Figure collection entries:

-- START --

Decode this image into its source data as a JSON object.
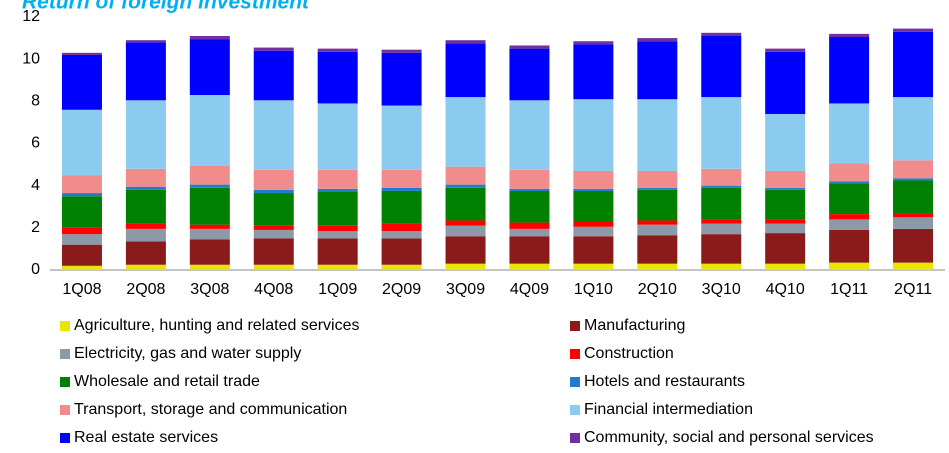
{
  "chart_data": {
    "type": "stacked_bar",
    "title": "Return of foreign investment",
    "categories": [
      "1Q08",
      "2Q08",
      "3Q08",
      "4Q08",
      "1Q09",
      "2Q09",
      "3Q09",
      "4Q09",
      "1Q10",
      "2Q10",
      "3Q10",
      "4Q10",
      "1Q11",
      "2Q11"
    ],
    "series": [
      {
        "name": "Agriculture, hunting and related services",
        "color": "#e6e600",
        "values": [
          0.2,
          0.25,
          0.25,
          0.25,
          0.25,
          0.25,
          0.3,
          0.3,
          0.3,
          0.3,
          0.3,
          0.3,
          0.35,
          0.35
        ]
      },
      {
        "name": "Manufacturing",
        "color": "#8b1a1a",
        "values": [
          1.0,
          1.1,
          1.2,
          1.25,
          1.25,
          1.25,
          1.3,
          1.3,
          1.3,
          1.35,
          1.4,
          1.45,
          1.55,
          1.6
        ]
      },
      {
        "name": "Electricity, gas and water supply",
        "color": "#8c99a6",
        "values": [
          0.5,
          0.6,
          0.5,
          0.4,
          0.35,
          0.35,
          0.5,
          0.35,
          0.45,
          0.5,
          0.5,
          0.45,
          0.5,
          0.55
        ]
      },
      {
        "name": "Construction",
        "color": "#ff0000",
        "values": [
          0.3,
          0.25,
          0.2,
          0.2,
          0.25,
          0.35,
          0.25,
          0.3,
          0.25,
          0.2,
          0.2,
          0.2,
          0.25,
          0.2
        ]
      },
      {
        "name": "Wholesale and retail trade",
        "color": "#008000",
        "values": [
          1.5,
          1.6,
          1.75,
          1.55,
          1.6,
          1.55,
          1.55,
          1.5,
          1.45,
          1.45,
          1.5,
          1.4,
          1.45,
          1.55
        ]
      },
      {
        "name": "Hotels and restaurants",
        "color": "#1f7ccf",
        "values": [
          0.15,
          0.15,
          0.15,
          0.15,
          0.15,
          0.15,
          0.15,
          0.1,
          0.1,
          0.1,
          0.1,
          0.1,
          0.1,
          0.1
        ]
      },
      {
        "name": "Transport, storage and communication",
        "color": "#f08c8c",
        "values": [
          0.85,
          0.85,
          0.9,
          0.95,
          0.9,
          0.85,
          0.85,
          0.9,
          0.85,
          0.8,
          0.8,
          0.8,
          0.85,
          0.85
        ]
      },
      {
        "name": "Financial intermediation",
        "color": "#8ccbf0",
        "values": [
          3.1,
          3.25,
          3.35,
          3.3,
          3.15,
          3.05,
          3.3,
          3.3,
          3.4,
          3.4,
          3.4,
          2.7,
          2.85,
          3.0
        ]
      },
      {
        "name": "Real estate services",
        "color": "#0000ff",
        "values": [
          2.6,
          2.75,
          2.65,
          2.35,
          2.45,
          2.5,
          2.55,
          2.45,
          2.6,
          2.75,
          2.9,
          2.95,
          3.15,
          3.1
        ]
      },
      {
        "name": "Community, social and personal services",
        "color": "#7030a0",
        "values": [
          0.1,
          0.1,
          0.15,
          0.15,
          0.15,
          0.15,
          0.15,
          0.15,
          0.15,
          0.15,
          0.15,
          0.15,
          0.15,
          0.15
        ]
      }
    ],
    "ylim": [
      0,
      12
    ],
    "yticks": [
      0,
      2,
      4,
      6,
      8,
      10,
      12
    ],
    "grid": false
  }
}
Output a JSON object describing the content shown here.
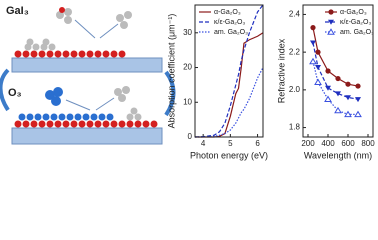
{
  "diagram": {
    "labels": [
      "GaI₃",
      "O₃"
    ]
  },
  "chart_data": [
    {
      "type": "line",
      "ylabel": "Absorption coefficient (μm⁻¹)",
      "xlabel": "Photon energy (eV)",
      "xlim": [
        3.7,
        6.2
      ],
      "xticks": [
        4,
        5,
        6
      ],
      "ylim": [
        0,
        38
      ],
      "yticks": [
        0,
        10,
        20,
        30
      ],
      "legend": "upper-left",
      "x": [
        3.7,
        4.0,
        4.4,
        4.6,
        4.8,
        5.0,
        5.2,
        5.3,
        5.4,
        5.5,
        5.7,
        6.0,
        6.2
      ],
      "series": [
        {
          "name": "α-Ga₂O₃",
          "color": "#8b1a1a",
          "dash": "solid",
          "values": [
            0,
            0,
            0,
            0.2,
            1,
            6,
            12.5,
            14,
            20,
            27,
            28,
            29,
            30
          ]
        },
        {
          "name": "κ/ε-Ga₂O₃",
          "color": "#1f2fbf",
          "dash": "dashed",
          "values": [
            0,
            0.1,
            0.5,
            1.5,
            4,
            9,
            15,
            18,
            22,
            25,
            30,
            36,
            38
          ]
        },
        {
          "name": "am. Ga₂O₃",
          "color": "#3a50e0",
          "dash": "dotted",
          "values": [
            0,
            0,
            0.2,
            0.5,
            1,
            2,
            4,
            5.5,
            7,
            8,
            11,
            17,
            20
          ]
        }
      ]
    },
    {
      "type": "line",
      "ylabel": "Refractive index",
      "xlabel": "Wavelength (nm)",
      "xlim": [
        150,
        850
      ],
      "xticks": [
        200,
        400,
        600,
        800
      ],
      "ylim": [
        1.75,
        2.45
      ],
      "yticks": [
        {
          "value": 1.8,
          "label": "1.8"
        },
        {
          "value": 2.0,
          "label": "2.0"
        },
        {
          "value": 2.2,
          "label": "2.2"
        },
        {
          "value": 2.4,
          "label": "2.4"
        }
      ],
      "legend": "upper-right",
      "x": [
        250,
        300,
        400,
        500,
        600,
        700
      ],
      "series": [
        {
          "name": "α-Ga₂O₃",
          "color": "#8b1a1a",
          "dash": "solid",
          "marker": "circle",
          "values": [
            2.33,
            2.2,
            2.1,
            2.06,
            2.03,
            2.02
          ]
        },
        {
          "name": "κ/ε-Ga₂O₃",
          "color": "#1f2fbf",
          "dash": "dashed",
          "marker": "triangle-down",
          "values": [
            2.25,
            2.12,
            2.01,
            1.98,
            1.96,
            1.95
          ]
        },
        {
          "name": "am. Ga₂O₃",
          "color": "#3a50e0",
          "dash": "dotted",
          "marker": "triangle-open",
          "values": [
            2.15,
            2.04,
            1.95,
            1.89,
            1.87,
            1.87
          ]
        }
      ]
    }
  ]
}
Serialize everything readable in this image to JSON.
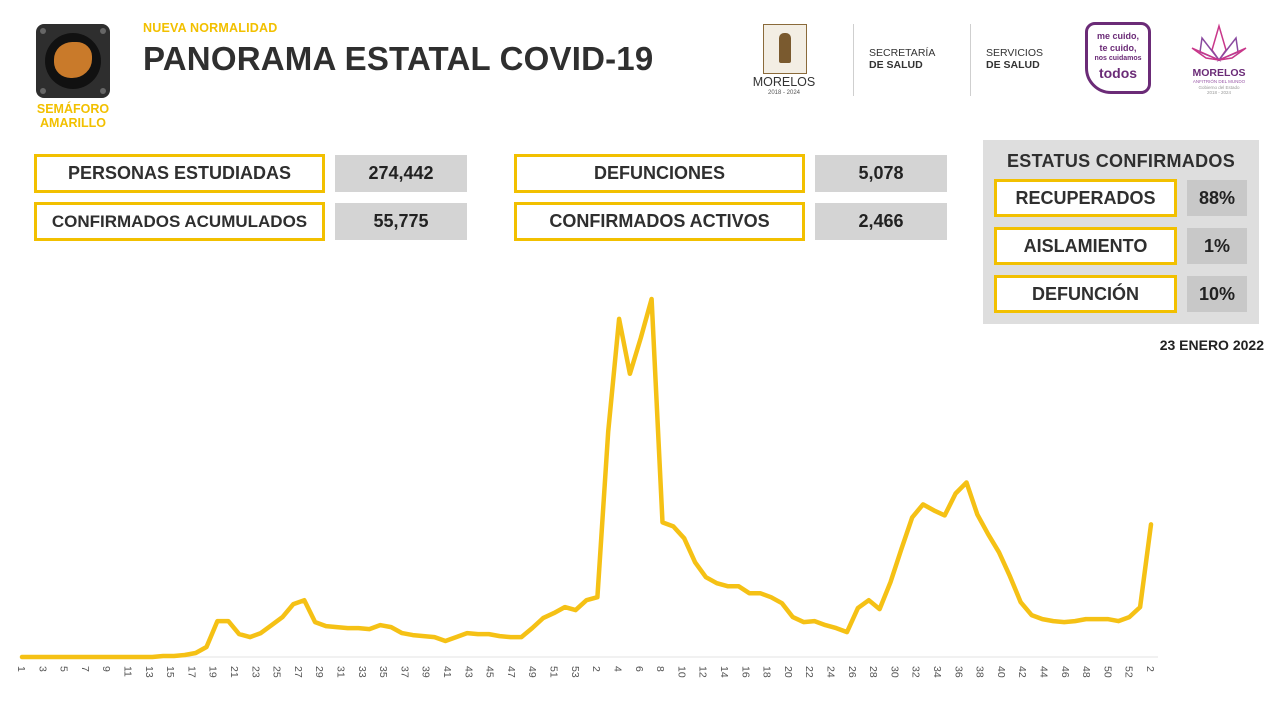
{
  "header": {
    "semaforo_line1": "SEMÁFORO",
    "semaforo_line2": "AMARILLO",
    "kicker": "NUEVA NORMALIDAD",
    "title": "PANORAMA ESTATAL COVID-19"
  },
  "logos": {
    "morelos_name": "MORELOS",
    "morelos_years": "2018 - 2024",
    "secretaria_line1": "SECRETARÍA",
    "secretaria_line2": "DE SALUD",
    "servicios_line1": "SERVICIOS",
    "servicios_line2": "DE SALUD",
    "mecuido_line1": "me cuido,",
    "mecuido_line2": "te cuido,",
    "mecuido_line3": "nos cuidamos",
    "mecuido_line4": "todos",
    "morelos2_name": "MORELOS",
    "morelos2_tagline": "ANFITRIÓN DEL MUNDO",
    "morelos2_sub": "Gobierno del Estado",
    "morelos2_years": "2018 - 2024",
    "colors": {
      "purple": "#6b2b77",
      "brand_yellow": "#f2c000"
    }
  },
  "stats": {
    "personas_estudiadas_label": "PERSONAS ESTUDIADAS",
    "personas_estudiadas_value": "274,442",
    "confirmados_acumulados_label": "CONFIRMADOS ACUMULADOS",
    "confirmados_acumulados_value": "55,775",
    "defunciones_label": "DEFUNCIONES",
    "defunciones_value": "5,078",
    "confirmados_activos_label": "CONFIRMADOS ACTIVOS",
    "confirmados_activos_value": "2,466"
  },
  "status": {
    "title": "ESTATUS CONFIRMADOS",
    "recuperados_label": "RECUPERADOS",
    "recuperados_value": "88%",
    "aislamiento_label": "AISLAMIENTO",
    "aislamiento_value": "1%",
    "defuncion_label": "DEFUNCIÓN",
    "defuncion_value": "10%"
  },
  "date": "23 ENERO 2022",
  "chart_data": {
    "type": "line",
    "title": "",
    "xlabel": "",
    "ylabel": "",
    "grid": false,
    "color": "#f2c000",
    "x_tick_labels": [
      "1",
      "3",
      "5",
      "7",
      "9",
      "11",
      "13",
      "15",
      "17",
      "19",
      "21",
      "23",
      "25",
      "27",
      "29",
      "31",
      "33",
      "35",
      "37",
      "39",
      "41",
      "43",
      "45",
      "47",
      "49",
      "51",
      "53",
      "2",
      "4",
      "6",
      "8",
      "10",
      "12",
      "14",
      "16",
      "18",
      "20",
      "22",
      "24",
      "26",
      "28",
      "30",
      "32",
      "34",
      "36",
      "38",
      "40",
      "42",
      "44",
      "46",
      "48",
      "50",
      "52",
      "2"
    ],
    "values": [
      0,
      0,
      0,
      0,
      0,
      0,
      0,
      0,
      0,
      0,
      0,
      0,
      0,
      1,
      1,
      2,
      4,
      10,
      36,
      36,
      23,
      20,
      24,
      32,
      40,
      53,
      57,
      35,
      31,
      30,
      29,
      29,
      28,
      32,
      30,
      24,
      22,
      21,
      20,
      16,
      20,
      24,
      23,
      23,
      21,
      20,
      20,
      29,
      39,
      44,
      50,
      47,
      57,
      60,
      226,
      339,
      284,
      320,
      359,
      135,
      131,
      119,
      95,
      80,
      74,
      71,
      71,
      64,
      64,
      60,
      54,
      40,
      35,
      36,
      32,
      29,
      25,
      49,
      57,
      48,
      75,
      108,
      140,
      153,
      147,
      142,
      164,
      175,
      143,
      123,
      105,
      81,
      55,
      42,
      38,
      36,
      35,
      36,
      38,
      38,
      38,
      36,
      40,
      50,
      133
    ]
  }
}
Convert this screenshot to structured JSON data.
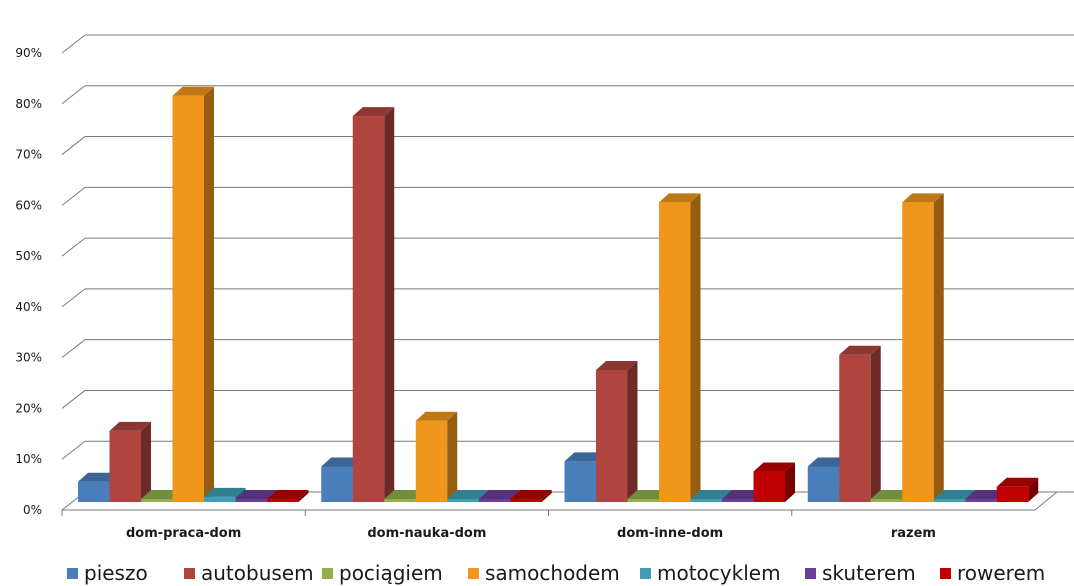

-- END --

Exercise brief:
Count the lines of the data that contain the string "ylabel", and reply with that number alone.

Exercise solution:
3